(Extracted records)

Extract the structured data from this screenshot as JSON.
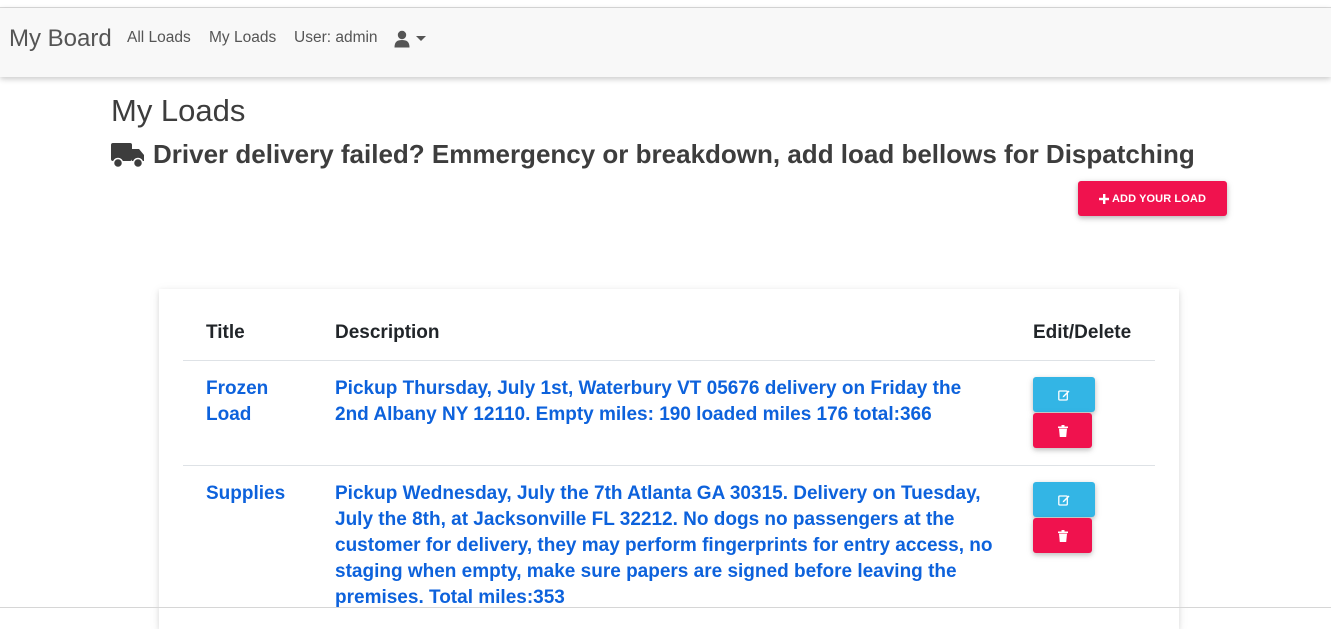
{
  "navbar": {
    "brand": "My Board",
    "links": [
      "All Loads",
      "My Loads",
      "User: admin"
    ],
    "user_menu_icon": "user-icon"
  },
  "page": {
    "title": "My Loads",
    "subtitle": "Driver delivery failed? Emmergency or breakdown, add load bellows for Dispatching",
    "subtitle_icon": "truck-icon",
    "add_button": "ADD YOUR LOAD"
  },
  "table": {
    "headers": [
      "Title",
      "Description",
      "Edit/Delete"
    ],
    "rows": [
      {
        "title": "Frozen Load",
        "description": "Pickup Thursday, July 1st, Waterbury VT 05676 delivery on Friday the 2nd Albany NY 12110. Empty miles: 190 loaded miles 176 total:366"
      },
      {
        "title": "Supplies",
        "description": "Pickup Wednesday, July the 7th Atlanta GA 30315. Delivery on Tuesday, July the 8th, at Jacksonville FL 32212. No dogs no passengers at the customer for delivery, they may perform fingerprints for entry access, no staging when empty, make sure papers are signed before leaving the premises. Total miles:353"
      }
    ],
    "edit_icon": "edit-icon",
    "delete_icon": "trash-icon"
  },
  "colors": {
    "primary_danger": "#f0124e",
    "info": "#33b5e5",
    "link": "#0d62dc"
  }
}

-- EXERCISE OBJECTIVE --
Find all lines with "July" in them and copy each one.

-- OUTPUT OF THE TASK --
        "description": "Pickup Thursday, July 1st, Waterbury VT 05676 delivery on Friday the 2nd Albany NY 12110. Empty miles: 190 loaded miles 176 total:366"
        "description": "Pickup Wednesday, July the 7th Atlanta GA 30315. Delivery on Tuesday, July the 8th, at Jacksonville FL 32212. No dogs no passengers at the customer for delivery, they may perform fingerprints for entry access, no staging when empty, make sure papers are signed before leaving the premises. Total miles:353"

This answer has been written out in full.